Material for this task:

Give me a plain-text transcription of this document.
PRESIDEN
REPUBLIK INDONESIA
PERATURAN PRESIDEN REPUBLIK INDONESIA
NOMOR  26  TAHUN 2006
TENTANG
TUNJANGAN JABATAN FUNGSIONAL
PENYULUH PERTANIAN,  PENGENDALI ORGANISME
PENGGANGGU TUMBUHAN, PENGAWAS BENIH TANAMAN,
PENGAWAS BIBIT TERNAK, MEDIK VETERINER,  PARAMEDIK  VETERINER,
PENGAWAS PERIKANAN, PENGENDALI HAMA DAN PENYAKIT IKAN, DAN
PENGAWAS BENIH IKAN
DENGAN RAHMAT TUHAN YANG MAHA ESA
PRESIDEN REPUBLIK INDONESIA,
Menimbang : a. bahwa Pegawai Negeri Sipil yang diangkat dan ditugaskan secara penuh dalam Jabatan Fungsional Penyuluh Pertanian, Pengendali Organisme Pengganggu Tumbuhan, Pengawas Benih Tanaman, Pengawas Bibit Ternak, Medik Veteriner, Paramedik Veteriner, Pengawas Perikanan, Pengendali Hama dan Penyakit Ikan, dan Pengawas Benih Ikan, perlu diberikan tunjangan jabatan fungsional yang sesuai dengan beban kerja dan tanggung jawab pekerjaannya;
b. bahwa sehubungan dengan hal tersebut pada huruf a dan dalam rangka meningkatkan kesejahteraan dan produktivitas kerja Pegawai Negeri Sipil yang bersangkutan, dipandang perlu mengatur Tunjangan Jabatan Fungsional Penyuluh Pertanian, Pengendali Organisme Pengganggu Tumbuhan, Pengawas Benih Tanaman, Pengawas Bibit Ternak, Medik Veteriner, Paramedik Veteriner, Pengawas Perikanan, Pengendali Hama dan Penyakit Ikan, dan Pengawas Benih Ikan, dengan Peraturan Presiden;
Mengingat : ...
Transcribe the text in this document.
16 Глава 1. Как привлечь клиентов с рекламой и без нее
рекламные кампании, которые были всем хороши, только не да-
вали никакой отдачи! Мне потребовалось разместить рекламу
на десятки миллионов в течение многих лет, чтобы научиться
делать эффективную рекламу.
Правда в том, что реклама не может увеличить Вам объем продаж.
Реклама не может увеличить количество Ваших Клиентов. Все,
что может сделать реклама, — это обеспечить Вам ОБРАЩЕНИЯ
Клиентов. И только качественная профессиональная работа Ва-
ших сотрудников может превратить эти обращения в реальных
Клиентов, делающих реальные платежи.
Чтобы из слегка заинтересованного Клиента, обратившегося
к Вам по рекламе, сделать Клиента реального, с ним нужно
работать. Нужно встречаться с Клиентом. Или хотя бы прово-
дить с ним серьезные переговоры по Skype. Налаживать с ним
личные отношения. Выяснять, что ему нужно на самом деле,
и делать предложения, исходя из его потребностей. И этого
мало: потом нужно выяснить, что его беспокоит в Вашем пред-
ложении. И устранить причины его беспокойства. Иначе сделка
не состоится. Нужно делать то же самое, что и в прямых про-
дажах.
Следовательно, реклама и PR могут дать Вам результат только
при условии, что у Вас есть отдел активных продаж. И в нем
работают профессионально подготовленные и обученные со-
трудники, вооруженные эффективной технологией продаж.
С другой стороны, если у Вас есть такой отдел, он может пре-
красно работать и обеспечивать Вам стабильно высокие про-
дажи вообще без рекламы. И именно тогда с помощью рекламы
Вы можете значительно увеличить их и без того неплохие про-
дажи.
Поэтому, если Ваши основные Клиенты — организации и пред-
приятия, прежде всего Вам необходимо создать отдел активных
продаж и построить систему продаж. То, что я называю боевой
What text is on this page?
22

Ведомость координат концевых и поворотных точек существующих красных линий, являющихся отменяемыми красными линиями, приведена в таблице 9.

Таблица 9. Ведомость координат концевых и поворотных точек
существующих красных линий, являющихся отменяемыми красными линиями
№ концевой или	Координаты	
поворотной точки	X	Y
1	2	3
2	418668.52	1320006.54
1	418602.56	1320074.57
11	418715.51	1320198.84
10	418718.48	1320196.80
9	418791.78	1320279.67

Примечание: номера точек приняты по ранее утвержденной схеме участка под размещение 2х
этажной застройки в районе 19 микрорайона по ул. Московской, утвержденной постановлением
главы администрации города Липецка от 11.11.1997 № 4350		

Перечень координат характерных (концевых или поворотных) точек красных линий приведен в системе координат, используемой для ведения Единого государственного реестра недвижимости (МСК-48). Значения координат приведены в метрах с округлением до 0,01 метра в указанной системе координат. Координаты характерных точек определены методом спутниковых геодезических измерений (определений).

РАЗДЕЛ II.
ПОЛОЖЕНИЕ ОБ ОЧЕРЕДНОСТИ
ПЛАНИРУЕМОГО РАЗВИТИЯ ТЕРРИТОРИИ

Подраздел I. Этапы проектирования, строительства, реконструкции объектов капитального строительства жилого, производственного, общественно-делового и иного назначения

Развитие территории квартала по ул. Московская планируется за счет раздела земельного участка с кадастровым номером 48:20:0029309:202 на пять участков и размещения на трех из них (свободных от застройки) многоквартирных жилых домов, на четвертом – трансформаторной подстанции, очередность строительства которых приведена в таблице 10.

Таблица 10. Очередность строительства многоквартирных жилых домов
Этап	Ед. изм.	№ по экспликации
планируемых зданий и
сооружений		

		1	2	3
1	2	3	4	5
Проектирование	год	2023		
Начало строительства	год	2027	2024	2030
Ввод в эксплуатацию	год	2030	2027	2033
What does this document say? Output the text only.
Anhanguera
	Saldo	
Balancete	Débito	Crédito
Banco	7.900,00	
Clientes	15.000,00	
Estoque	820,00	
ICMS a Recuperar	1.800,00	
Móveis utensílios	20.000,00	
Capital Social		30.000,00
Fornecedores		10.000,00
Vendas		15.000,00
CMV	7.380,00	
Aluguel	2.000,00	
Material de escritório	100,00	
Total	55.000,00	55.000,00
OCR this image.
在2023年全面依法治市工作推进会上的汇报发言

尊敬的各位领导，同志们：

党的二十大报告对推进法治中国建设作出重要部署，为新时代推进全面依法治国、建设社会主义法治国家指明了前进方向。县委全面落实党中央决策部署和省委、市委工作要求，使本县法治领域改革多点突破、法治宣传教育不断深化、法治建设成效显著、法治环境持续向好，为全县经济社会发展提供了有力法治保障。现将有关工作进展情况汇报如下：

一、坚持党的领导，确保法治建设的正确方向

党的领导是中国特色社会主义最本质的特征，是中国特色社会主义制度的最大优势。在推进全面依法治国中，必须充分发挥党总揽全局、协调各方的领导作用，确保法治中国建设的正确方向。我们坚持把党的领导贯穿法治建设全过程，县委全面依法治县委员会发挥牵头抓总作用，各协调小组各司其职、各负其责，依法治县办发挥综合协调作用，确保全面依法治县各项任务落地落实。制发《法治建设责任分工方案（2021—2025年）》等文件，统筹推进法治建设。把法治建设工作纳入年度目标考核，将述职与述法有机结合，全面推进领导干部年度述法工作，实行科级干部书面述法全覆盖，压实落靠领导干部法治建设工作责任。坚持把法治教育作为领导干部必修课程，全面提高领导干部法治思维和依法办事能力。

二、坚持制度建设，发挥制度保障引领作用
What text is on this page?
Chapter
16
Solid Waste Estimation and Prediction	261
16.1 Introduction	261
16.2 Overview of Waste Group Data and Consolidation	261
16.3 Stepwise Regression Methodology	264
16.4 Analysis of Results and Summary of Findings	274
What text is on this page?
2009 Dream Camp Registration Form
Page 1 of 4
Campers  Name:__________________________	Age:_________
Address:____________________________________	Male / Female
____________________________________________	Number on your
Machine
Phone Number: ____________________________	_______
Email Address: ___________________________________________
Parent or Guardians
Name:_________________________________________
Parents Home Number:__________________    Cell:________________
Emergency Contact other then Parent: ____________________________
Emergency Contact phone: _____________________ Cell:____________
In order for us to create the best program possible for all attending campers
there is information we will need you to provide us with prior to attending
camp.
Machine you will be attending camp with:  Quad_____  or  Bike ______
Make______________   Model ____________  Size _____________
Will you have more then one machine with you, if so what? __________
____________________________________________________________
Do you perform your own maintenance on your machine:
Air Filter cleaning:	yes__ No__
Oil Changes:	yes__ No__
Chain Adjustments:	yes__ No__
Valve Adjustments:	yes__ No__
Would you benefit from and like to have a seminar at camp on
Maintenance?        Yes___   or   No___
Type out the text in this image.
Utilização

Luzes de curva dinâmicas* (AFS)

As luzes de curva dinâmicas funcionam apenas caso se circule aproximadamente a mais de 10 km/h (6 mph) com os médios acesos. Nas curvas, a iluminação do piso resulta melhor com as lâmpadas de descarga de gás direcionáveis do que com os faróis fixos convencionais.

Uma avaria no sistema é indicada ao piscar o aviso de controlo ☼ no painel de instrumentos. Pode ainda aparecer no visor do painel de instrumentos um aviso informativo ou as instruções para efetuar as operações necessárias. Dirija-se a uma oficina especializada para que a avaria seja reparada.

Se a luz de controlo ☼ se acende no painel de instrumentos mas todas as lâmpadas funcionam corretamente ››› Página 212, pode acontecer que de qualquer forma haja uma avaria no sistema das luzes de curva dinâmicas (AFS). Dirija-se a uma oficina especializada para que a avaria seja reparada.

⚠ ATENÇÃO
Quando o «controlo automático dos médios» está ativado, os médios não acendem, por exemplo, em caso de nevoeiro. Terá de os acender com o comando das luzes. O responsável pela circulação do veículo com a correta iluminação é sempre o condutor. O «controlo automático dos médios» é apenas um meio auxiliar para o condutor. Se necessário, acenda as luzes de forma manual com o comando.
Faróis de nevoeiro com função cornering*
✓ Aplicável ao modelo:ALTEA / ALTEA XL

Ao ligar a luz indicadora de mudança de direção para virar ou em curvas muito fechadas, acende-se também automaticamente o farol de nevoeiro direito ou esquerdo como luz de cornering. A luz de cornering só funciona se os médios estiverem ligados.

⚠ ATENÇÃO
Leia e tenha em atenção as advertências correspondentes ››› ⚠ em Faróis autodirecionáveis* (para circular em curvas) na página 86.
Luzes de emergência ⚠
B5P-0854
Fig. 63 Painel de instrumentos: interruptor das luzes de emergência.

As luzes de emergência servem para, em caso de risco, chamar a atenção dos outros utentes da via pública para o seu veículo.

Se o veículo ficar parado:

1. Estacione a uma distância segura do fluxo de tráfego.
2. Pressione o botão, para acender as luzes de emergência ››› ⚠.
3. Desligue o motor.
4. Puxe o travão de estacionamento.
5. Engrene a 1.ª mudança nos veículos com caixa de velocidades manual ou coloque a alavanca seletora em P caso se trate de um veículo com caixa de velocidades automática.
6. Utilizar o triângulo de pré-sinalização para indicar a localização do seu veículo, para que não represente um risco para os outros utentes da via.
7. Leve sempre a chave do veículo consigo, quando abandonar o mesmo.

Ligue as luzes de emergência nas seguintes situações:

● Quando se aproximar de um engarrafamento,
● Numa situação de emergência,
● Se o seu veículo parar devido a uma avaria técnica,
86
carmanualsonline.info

Aim of the exercise:
Each line of the material that holds the string "Таблица" counts once; give the total alone.

The completed task:
2